§ **Do this**
Transcribe the records below in full; pictures stay out of the copy.

§ **Entries with figure data**

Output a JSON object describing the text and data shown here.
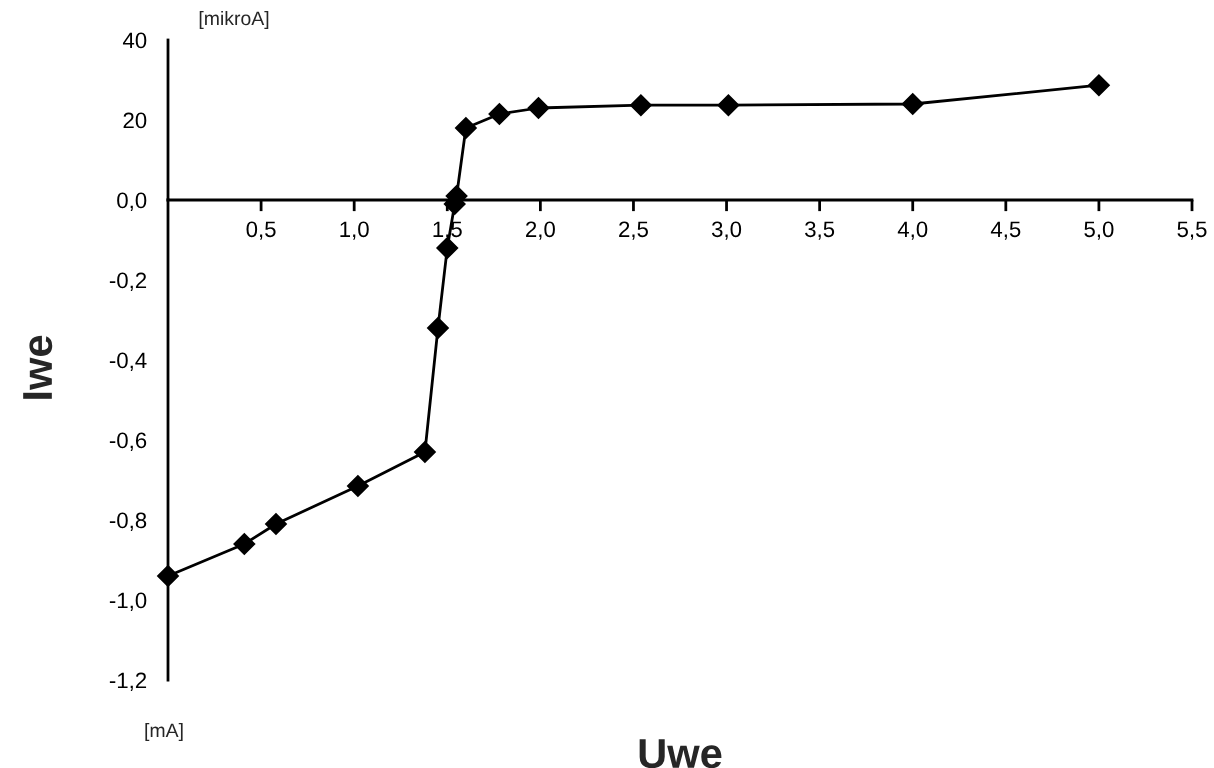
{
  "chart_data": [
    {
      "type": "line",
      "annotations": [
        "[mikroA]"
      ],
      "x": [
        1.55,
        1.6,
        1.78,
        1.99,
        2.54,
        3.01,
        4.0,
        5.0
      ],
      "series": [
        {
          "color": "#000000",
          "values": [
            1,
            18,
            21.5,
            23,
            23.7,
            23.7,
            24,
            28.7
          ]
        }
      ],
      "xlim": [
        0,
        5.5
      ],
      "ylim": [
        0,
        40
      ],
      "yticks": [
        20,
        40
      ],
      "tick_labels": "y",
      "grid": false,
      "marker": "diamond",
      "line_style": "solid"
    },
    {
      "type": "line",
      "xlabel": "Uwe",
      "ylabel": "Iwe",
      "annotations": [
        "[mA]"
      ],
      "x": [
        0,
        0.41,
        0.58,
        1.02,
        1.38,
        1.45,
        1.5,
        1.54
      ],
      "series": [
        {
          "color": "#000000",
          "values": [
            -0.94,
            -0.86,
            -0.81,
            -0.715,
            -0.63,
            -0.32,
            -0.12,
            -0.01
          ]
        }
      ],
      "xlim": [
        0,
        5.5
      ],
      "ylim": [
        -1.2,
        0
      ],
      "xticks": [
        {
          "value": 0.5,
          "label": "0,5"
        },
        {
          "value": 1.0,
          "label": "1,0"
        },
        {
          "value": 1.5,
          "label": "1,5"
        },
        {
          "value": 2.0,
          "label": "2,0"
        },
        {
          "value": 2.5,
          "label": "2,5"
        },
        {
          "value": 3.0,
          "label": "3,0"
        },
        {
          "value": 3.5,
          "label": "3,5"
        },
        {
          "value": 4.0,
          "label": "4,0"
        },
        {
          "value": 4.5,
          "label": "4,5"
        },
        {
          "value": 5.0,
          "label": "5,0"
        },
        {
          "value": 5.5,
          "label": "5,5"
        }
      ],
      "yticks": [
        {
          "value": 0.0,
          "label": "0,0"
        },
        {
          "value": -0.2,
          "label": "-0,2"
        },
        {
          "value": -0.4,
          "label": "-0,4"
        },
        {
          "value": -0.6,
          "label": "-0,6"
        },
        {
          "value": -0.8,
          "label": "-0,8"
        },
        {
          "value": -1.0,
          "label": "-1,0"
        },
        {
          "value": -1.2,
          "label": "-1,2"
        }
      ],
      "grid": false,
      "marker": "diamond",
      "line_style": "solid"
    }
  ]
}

§ **Task output**
Output a JSON object describing the text and data shown here.
{
  "chart_data": [
    {
      "type": "line",
      "annotations": [
        "[mikroA]"
      ],
      "x": [
        1.55,
        1.6,
        1.78,
        1.99,
        2.54,
        3.01,
        4.0,
        5.0
      ],
      "series": [
        {
          "color": "#000000",
          "values": [
            1,
            18,
            21.5,
            23,
            23.7,
            23.7,
            24,
            28.7
          ]
        }
      ],
      "xlim": [
        0,
        5.5
      ],
      "ylim": [
        0,
        40
      ],
      "yticks": [
        20,
        40
      ],
      "tick_labels": "y",
      "grid": false,
      "marker": "diamond",
      "line_style": "solid"
    },
    {
      "type": "line",
      "xlabel": "Uwe",
      "ylabel": "Iwe",
      "annotations": [
        "[mA]"
      ],
      "x": [
        0,
        0.41,
        0.58,
        1.02,
        1.38,
        1.45,
        1.5,
        1.54
      ],
      "series": [
        {
          "color": "#000000",
          "values": [
            -0.94,
            -0.86,
            -0.81,
            -0.715,
            -0.63,
            -0.32,
            -0.12,
            -0.01
          ]
        }
      ],
      "xlim": [
        0,
        5.5
      ],
      "ylim": [
        -1.2,
        0
      ],
      "xticks": [
        {
          "value": 0.5,
          "label": "0,5"
        },
        {
          "value": 1.0,
          "label": "1,0"
        },
        {
          "value": 1.5,
          "label": "1,5"
        },
        {
          "value": 2.0,
          "label": "2,0"
        },
        {
          "value": 2.5,
          "label": "2,5"
        },
        {
          "value": 3.0,
          "label": "3,0"
        },
        {
          "value": 3.5,
          "label": "3,5"
        },
        {
          "value": 4.0,
          "label": "4,0"
        },
        {
          "value": 4.5,
          "label": "4,5"
        },
        {
          "value": 5.0,
          "label": "5,0"
        },
        {
          "value": 5.5,
          "label": "5,5"
        }
      ],
      "yticks": [
        {
          "value": 0.0,
          "label": "0,0"
        },
        {
          "value": -0.2,
          "label": "-0,2"
        },
        {
          "value": -0.4,
          "label": "-0,4"
        },
        {
          "value": -0.6,
          "label": "-0,6"
        },
        {
          "value": -0.8,
          "label": "-0,8"
        },
        {
          "value": -1.0,
          "label": "-1,0"
        },
        {
          "value": -1.2,
          "label": "-1,2"
        }
      ],
      "grid": false,
      "marker": "diamond",
      "line_style": "solid"
    }
  ]
}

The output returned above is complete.